• **PROBLEM DESCRIPTION**: Give all the rows below as a Markdown table with two columns, No. for each row's number and Content for the row itself, and leave out any blank lines.

>> start INFORMATION PROVIDED

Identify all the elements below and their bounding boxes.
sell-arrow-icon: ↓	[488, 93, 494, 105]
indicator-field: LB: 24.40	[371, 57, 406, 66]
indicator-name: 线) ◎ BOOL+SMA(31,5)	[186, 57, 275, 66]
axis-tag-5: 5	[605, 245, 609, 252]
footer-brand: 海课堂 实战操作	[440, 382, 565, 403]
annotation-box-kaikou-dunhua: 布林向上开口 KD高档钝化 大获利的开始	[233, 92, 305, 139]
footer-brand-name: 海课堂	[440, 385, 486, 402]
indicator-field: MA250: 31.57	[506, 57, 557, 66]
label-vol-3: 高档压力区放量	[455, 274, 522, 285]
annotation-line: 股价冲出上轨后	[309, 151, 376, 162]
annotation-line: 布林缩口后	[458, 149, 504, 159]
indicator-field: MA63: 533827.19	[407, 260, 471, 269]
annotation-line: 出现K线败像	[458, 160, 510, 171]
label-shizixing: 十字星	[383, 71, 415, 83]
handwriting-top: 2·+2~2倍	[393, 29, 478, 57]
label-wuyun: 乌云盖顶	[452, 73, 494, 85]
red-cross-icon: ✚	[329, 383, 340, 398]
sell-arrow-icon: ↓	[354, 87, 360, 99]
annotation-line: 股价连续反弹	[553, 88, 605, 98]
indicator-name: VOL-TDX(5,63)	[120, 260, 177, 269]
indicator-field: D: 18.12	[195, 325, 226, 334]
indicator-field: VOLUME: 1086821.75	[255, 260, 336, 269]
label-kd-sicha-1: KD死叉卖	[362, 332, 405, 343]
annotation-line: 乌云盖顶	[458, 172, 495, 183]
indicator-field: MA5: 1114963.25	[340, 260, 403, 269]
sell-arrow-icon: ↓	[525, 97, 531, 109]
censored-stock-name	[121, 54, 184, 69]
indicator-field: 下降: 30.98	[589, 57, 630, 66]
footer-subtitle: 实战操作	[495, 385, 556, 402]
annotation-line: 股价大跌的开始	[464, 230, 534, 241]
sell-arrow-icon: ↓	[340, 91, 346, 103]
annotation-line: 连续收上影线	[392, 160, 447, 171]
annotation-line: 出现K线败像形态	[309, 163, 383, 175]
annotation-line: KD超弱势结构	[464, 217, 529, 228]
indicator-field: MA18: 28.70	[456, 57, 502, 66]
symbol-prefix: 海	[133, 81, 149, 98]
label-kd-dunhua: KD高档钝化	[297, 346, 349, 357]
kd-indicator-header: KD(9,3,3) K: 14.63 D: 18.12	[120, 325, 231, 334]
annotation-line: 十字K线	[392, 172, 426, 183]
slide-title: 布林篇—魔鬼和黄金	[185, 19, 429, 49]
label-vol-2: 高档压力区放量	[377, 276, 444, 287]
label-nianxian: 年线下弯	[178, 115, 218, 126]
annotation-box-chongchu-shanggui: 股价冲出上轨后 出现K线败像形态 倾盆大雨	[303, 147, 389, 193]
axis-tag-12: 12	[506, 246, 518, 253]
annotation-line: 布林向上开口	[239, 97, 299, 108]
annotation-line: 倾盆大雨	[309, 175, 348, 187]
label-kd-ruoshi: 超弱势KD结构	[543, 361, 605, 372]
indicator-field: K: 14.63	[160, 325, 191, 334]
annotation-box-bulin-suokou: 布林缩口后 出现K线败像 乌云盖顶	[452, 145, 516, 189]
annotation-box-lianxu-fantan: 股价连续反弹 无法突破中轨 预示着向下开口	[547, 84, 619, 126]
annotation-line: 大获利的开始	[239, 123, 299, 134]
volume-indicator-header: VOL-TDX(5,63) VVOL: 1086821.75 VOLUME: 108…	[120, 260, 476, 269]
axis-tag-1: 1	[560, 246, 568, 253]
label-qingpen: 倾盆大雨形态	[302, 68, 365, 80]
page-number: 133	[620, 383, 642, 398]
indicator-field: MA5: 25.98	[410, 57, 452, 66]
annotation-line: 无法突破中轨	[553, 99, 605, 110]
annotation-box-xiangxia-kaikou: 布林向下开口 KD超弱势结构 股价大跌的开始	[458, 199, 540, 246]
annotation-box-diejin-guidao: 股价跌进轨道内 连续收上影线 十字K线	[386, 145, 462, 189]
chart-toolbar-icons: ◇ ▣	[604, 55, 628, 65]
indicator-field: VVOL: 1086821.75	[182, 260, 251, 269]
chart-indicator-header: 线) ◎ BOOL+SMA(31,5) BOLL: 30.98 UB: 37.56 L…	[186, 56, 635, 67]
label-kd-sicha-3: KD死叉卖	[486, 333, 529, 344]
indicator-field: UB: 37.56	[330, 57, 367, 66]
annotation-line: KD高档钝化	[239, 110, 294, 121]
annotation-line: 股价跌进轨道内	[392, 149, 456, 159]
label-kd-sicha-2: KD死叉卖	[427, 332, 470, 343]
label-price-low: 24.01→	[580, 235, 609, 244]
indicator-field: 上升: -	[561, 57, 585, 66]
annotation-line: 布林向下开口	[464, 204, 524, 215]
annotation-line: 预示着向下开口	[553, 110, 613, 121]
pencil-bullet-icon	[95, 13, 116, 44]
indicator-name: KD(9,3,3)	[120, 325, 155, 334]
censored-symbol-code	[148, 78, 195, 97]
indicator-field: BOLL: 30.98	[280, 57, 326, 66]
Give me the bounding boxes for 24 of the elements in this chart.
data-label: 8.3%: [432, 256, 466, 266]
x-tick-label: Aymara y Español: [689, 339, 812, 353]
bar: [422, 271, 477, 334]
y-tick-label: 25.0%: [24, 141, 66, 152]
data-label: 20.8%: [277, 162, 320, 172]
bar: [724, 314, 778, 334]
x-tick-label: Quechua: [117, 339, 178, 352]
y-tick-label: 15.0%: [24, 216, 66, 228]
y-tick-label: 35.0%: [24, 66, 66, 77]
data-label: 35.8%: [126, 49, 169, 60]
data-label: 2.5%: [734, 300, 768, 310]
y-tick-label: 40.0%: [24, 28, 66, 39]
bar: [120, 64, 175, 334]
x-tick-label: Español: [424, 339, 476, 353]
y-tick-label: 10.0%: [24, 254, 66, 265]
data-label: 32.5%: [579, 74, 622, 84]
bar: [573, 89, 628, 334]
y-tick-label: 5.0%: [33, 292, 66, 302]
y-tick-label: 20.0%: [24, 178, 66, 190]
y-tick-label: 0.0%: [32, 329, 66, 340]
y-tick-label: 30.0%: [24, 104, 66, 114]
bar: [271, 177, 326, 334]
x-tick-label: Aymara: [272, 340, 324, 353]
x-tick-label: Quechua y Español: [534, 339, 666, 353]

>> end INFORMATION PROVIDED

• **EXERCISE RESPONSE**:
| No. | Content |
|---|---|
| 1 | Identify all the elements below and their bounding boxes. |
| 2 | sell-arrow-icon: ↓	[488, 93, 494, 105] |
| 3 | indicator-field: LB: 24.40	[371, 57, 406, 66] |
| 4 | indicator-name: 线) ◎ BOOL+SMA(31,5)	[186, 57, 275, 66] |
| 5 | axis-tag-5: 5	[605, 245, 609, 252] |
| 6 | footer-brand: 海课堂 实战操作	[440, 382, 565, 403] |
| 7 | annotation-box-kaikou-dunhua: 布林向上开口 KD高档钝化 大获利的开始	[233, 92, 305, 139] |
| 8 | footer-brand-name: 海课堂	[440, 385, 486, 402] |
| 9 | indicator-field: MA250: 31.57	[506, 57, 557, 66] |
| 10 | label-vol-3: 高档压力区放量	[455, 274, 522, 285] |
| 11 | annotation-line: 股价冲出上轨后	[309, 151, 376, 162] |
| 12 | annotation-line: 布林缩口后	[458, 149, 504, 159] |
| 13 | indicator-field: MA63: 533827.19	[407, 260, 471, 269] |
| 14 | annotation-line: 出现K线败像	[458, 160, 510, 171] |
| 15 | label-shizixing: 十字星	[383, 71, 415, 83] |
| 16 | handwriting-top: 2·+2~2倍	[393, 29, 478, 57] |
| 17 | label-wuyun: 乌云盖顶	[452, 73, 494, 85] |
| 18 | red-cross-icon: ✚	[329, 383, 340, 398] |
| 19 | sell-arrow-icon: ↓	[354, 87, 360, 99] |
| 20 | annotation-line: 股价连续反弹	[553, 88, 605, 98] |
| 21 | indicator-name: VOL-TDX(5,63)	[120, 260, 177, 269] |
| 22 | indicator-field: D: 18.12	[195, 325, 226, 334] |
| 23 | indicator-field: VOLUME: 1086821.75	[255, 260, 336, 269] |
| 24 | label-kd-sicha-1: KD死叉卖	[362, 332, 405, 343] |
| 25 | annotation-line: 乌云盖顶	[458, 172, 495, 183] |
| 26 | indicator-field: MA5: 1114963.25	[340, 260, 403, 269] |
| 27 | sell-arrow-icon: ↓	[525, 97, 531, 109] |
| 28 | censored-stock-name	[121, 54, 184, 69] |
| 29 | indicator-field: 下降: 30.98	[589, 57, 630, 66] |
| 30 | footer-subtitle: 实战操作	[495, 385, 556, 402] |
| 31 | annotation-line: 股价大跌的开始	[464, 230, 534, 241] |
| 32 | sell-arrow-icon: ↓	[340, 91, 346, 103] |
| 33 | annotation-line: 连续收上影线	[392, 160, 447, 171] |
| 34 | annotation-line: 出现K线败像形态	[309, 163, 383, 175] |
| 35 | annotation-line: KD超弱势结构	[464, 217, 529, 228] |
| 36 | indicator-field: MA18: 28.70	[456, 57, 502, 66] |
| 37 | symbol-prefix: 海	[133, 81, 149, 98] |
| 38 | label-kd-dunhua: KD高档钝化	[297, 346, 349, 357] |
| 39 | kd-indicator-header: KD(9,3,3) K: 14.63 D: 18.12	[120, 325, 231, 334] |
| 40 | annotation-line: 十字K线	[392, 172, 426, 183] |
| 41 | slide-title: 布林篇—魔鬼和黄金	[185, 19, 429, 49] |
| 42 | label-vol-2: 高档压力区放量	[377, 276, 444, 287] |
| 43 | label-nianxian: 年线下弯	[178, 115, 218, 126] |
| 44 | annotation-box-chongchu-shanggui: 股价冲出上轨后 出现K线败像形态 倾盆大雨	[303, 147, 389, 193] |
| 45 | axis-tag-12: 12	[506, 246, 518, 253] |
| 46 | annotation-line: 布林向上开口	[239, 97, 299, 108] |
| 47 | annotation-line: 倾盆大雨	[309, 175, 348, 187] |
| 48 | label-kd-ruoshi: 超弱势KD结构	[543, 361, 605, 372] |
| 49 | indicator-field: K: 14.63	[160, 325, 191, 334] |
| 50 | annotation-box-bulin-suokou: 布林缩口后 出现K线败像 乌云盖顶	[452, 145, 516, 189] |
| 51 | annotation-box-lianxu-fantan: 股价连续反弹 无法突破中轨 预示着向下开口	[547, 84, 619, 126] |
| 52 | annotation-line: 大获利的开始	[239, 123, 299, 134] |
| 53 | volume-indicator-header: VOL-TDX(5,63) VVOL: 1086821.75 VOLUME: 108…	[120, 260, 476, 269] |
| 54 | axis-tag-1: 1	[560, 246, 568, 253] |
| 55 | label-qingpen: 倾盆大雨形态	[302, 68, 365, 80] |
| 56 | page-number: 133	[620, 383, 642, 398] |
| 57 | indicator-field: MA5: 25.98	[410, 57, 452, 66] |
| 58 | annotation-line: 无法突破中轨	[553, 99, 605, 110] |
| 59 | annotation-box-xiangxia-kaikou: 布林向下开口 KD超弱势结构 股价大跌的开始	[458, 199, 540, 246] |
| 60 | annotation-box-diejin-guidao: 股价跌进轨道内 连续收上影线 十字K线	[386, 145, 462, 189] |
| 61 | chart-toolbar-icons: ◇ ▣	[604, 55, 628, 65] |
| 62 | indicator-field: VVOL: 1086821.75	[182, 260, 251, 269] |
| 63 | chart-indicator-header: 线) ◎ BOOL+SMA(31,5) BOLL: 30.98 UB: 37.56 L…	[186, 56, 635, 67] |
| 64 | label-kd-sicha-3: KD死叉卖	[486, 333, 529, 344] |
| 65 | indicator-field: UB: 37.56	[330, 57, 367, 66] |
| 66 | annotation-line: KD高档钝化	[239, 110, 294, 121] |
| 67 | annotation-line: 股价跌进轨道内	[392, 149, 456, 159] |
| 68 | label-kd-sicha-2: KD死叉卖	[427, 332, 470, 343] |
| 69 | label-price-low: 24.01→	[580, 235, 609, 244] |
| 70 | indicator-field: 上升: -	[561, 57, 585, 66] |
| 71 | annotation-line: 布林向下开口	[464, 204, 524, 215] |
| 72 | annotation-line: 预示着向下开口	[553, 110, 613, 121] |
| 73 | pencil-bullet-icon	[95, 13, 116, 44] |
| 74 | indicator-name: KD(9,3,3)	[120, 325, 155, 334] |
| 75 | censored-symbol-code	[148, 78, 195, 97] |
| 76 | indicator-field: BOLL: 30.98	[280, 57, 326, 66] |
| 77 | Give me the bounding boxes for 24 of the elements in this chart. |
| 78 | data-label: 8.3%: [432, 256, 466, 266] |
| 79 | x-tick-label: Aymara y Español: [689, 339, 812, 353] |
| 80 | bar: [422, 271, 477, 334] |
| 81 | y-tick-label: 25.0%: [24, 141, 66, 152] |
| 82 | data-label: 20.8%: [277, 162, 320, 172] |
| 83 | bar: [724, 314, 778, 334] |
| 84 | x-tick-label: Quechua: [117, 339, 178, 352] |
| 85 | y-tick-label: 15.0%: [24, 216, 66, 228] |
| 86 | y-tick-label: 35.0%: [24, 66, 66, 77] |
| 87 | data-label: 35.8%: [126, 49, 169, 60] |
| 88 | data-label: 2.5%: [734, 300, 768, 310] |
| 89 | y-tick-label: 40.0%: [24, 28, 66, 39] |
| 90 | bar: [120, 64, 175, 334] |
| 91 | x-tick-label: Español: [424, 339, 476, 353] |
| 92 | y-tick-label: 10.0%: [24, 254, 66, 265] |
| 93 | data-label: 32.5%: [579, 74, 622, 84] |
| 94 | bar: [573, 89, 628, 334] |
| 95 | y-tick-label: 5.0%: [33, 292, 66, 302] |
| 96 | y-tick-label: 20.0%: [24, 178, 66, 190] |
| 97 | y-tick-label: 0.0%: [32, 329, 66, 340] |
| 98 | y-tick-label: 30.0%: [24, 104, 66, 114] |
| 99 | bar: [271, 177, 326, 334] |
| 100 | x-tick-label: Aymara: [272, 340, 324, 353] |
| 101 | x-tick-label: Quechua y Español: [534, 339, 666, 353] |